*** Page text Section Begins ***

Next door is a butcher's shop from the same period. The interior is from H. Sloth's store in Fredericia.

===Museum of Tools===
The Museum of Tools (Håndværksmuseet) contains a collection of tools used by craftsmen from different trades from c. 1850 to c. 1950. It is housed on the first floor of a former granary at Lützhøfts Købmandsgård. Three craftsmen - a wood carver, a silversmith and a weaver - also have their workshops on the premises.

===Tadre Watermill===
Tadre Watermill (Tadre Mølle is one of few watermills on Zealand that can still be seen in operation. It is the last of 13 watermills that once operated on the Aastrup Estate near Kirke Hvalsø. The buildings are from 1840.

===Roskilde Cathedral visitor centre===
Roskilde Museum also runs the visitor centre at Roskilde Cathedral.

===Museums for Lejre, Gundsø and Frederikssund===
Lejre Museum covers the local history of Lejre. Fjordcenter Jyllinge is dedicated to the local history of Gundsø, that is the northernmost part of Roskilde Municipality. Færgegården in Frederikssund is a local history museum for Frederikssund Municipality.

===Ragnarock Museum===
The Ragnarock is a museum dedicated to Danish rock music and other contemporary genre. The design competition for the museum was won by MVRDV in collaboration with COBE Architects. It opened on April 29, 2016.

*** Page text Section Ends ***

- Exercise details:
In the museum descriptions, which craftsmen have their workshops at the Museum of Tools? You won't need the entries.

*** Record extracts Section Begins ***

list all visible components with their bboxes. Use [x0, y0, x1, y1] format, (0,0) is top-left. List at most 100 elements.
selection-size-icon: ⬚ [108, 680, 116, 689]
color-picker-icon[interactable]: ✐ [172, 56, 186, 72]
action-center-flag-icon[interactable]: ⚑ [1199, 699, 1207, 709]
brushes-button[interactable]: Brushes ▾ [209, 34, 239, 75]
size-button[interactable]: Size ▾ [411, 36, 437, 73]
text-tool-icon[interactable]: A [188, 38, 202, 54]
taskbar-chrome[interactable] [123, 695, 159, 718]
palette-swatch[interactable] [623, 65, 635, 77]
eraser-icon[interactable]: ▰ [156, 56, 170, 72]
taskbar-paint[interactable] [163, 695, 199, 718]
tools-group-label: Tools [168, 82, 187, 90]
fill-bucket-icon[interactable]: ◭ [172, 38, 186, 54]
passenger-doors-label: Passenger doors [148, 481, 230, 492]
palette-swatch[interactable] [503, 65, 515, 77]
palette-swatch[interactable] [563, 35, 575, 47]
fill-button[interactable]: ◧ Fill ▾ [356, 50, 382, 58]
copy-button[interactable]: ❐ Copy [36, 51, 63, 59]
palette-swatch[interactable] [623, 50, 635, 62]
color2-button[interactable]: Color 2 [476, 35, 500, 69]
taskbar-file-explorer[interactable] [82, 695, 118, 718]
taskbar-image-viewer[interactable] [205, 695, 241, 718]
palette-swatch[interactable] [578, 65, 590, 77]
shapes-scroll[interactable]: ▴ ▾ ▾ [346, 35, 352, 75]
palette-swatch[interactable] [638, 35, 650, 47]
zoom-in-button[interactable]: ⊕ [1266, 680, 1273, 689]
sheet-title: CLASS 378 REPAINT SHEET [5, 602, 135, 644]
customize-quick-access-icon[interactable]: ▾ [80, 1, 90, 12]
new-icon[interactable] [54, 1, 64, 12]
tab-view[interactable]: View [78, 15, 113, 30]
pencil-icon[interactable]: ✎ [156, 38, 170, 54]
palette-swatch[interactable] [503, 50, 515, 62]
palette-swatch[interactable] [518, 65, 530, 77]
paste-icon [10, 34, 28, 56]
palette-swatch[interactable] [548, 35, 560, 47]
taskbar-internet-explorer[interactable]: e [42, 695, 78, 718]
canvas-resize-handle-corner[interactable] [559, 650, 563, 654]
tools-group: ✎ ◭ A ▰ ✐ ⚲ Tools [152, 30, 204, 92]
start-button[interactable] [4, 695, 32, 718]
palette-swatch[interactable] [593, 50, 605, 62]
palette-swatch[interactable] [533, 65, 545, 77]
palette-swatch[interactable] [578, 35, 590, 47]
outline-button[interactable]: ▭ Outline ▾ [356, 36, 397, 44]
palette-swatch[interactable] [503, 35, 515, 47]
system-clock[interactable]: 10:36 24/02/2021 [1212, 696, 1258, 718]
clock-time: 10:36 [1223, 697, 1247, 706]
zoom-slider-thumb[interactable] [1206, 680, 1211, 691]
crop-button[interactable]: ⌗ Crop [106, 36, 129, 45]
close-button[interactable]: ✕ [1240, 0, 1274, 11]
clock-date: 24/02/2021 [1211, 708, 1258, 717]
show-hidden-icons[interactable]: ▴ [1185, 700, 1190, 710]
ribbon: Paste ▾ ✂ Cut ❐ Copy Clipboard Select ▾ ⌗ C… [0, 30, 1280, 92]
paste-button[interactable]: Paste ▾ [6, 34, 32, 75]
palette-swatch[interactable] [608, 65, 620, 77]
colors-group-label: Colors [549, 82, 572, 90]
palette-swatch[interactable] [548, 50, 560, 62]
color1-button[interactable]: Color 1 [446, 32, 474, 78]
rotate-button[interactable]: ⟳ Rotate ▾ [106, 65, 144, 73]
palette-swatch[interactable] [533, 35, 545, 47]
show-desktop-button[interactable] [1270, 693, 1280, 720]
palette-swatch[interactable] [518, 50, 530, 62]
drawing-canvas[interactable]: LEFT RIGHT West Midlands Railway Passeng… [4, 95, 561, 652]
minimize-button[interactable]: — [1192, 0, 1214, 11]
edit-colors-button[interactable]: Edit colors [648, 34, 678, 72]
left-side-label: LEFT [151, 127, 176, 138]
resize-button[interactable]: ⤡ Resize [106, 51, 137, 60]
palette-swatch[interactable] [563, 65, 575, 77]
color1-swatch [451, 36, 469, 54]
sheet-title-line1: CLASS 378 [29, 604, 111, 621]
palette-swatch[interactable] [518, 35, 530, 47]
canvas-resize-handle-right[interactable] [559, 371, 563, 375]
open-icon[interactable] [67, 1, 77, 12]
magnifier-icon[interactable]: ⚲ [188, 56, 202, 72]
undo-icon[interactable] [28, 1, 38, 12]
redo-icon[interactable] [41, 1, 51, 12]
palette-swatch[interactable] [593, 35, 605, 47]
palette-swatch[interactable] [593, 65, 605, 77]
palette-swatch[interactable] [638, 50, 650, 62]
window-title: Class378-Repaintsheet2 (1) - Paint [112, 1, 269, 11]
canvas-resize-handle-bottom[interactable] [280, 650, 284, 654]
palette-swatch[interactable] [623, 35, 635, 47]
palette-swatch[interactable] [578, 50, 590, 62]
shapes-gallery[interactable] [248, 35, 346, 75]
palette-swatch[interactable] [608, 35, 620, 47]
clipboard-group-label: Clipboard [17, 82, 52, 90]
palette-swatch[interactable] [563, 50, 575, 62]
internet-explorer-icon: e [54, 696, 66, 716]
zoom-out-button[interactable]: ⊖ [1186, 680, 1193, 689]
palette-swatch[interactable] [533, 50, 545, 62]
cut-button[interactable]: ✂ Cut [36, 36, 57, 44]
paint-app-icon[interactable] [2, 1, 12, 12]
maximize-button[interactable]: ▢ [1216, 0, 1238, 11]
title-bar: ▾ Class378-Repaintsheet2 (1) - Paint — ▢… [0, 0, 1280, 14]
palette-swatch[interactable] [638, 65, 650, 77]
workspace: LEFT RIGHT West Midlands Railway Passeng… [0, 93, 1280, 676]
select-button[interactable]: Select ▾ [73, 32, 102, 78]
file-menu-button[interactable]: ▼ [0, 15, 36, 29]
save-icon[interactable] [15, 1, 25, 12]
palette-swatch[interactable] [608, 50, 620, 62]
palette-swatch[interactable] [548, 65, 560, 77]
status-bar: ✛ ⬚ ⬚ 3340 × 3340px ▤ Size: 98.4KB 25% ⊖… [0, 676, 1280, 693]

*** Record extracts Section Ends ***

- Response to the exercise:
A wood carver, a silversmith and a weaver.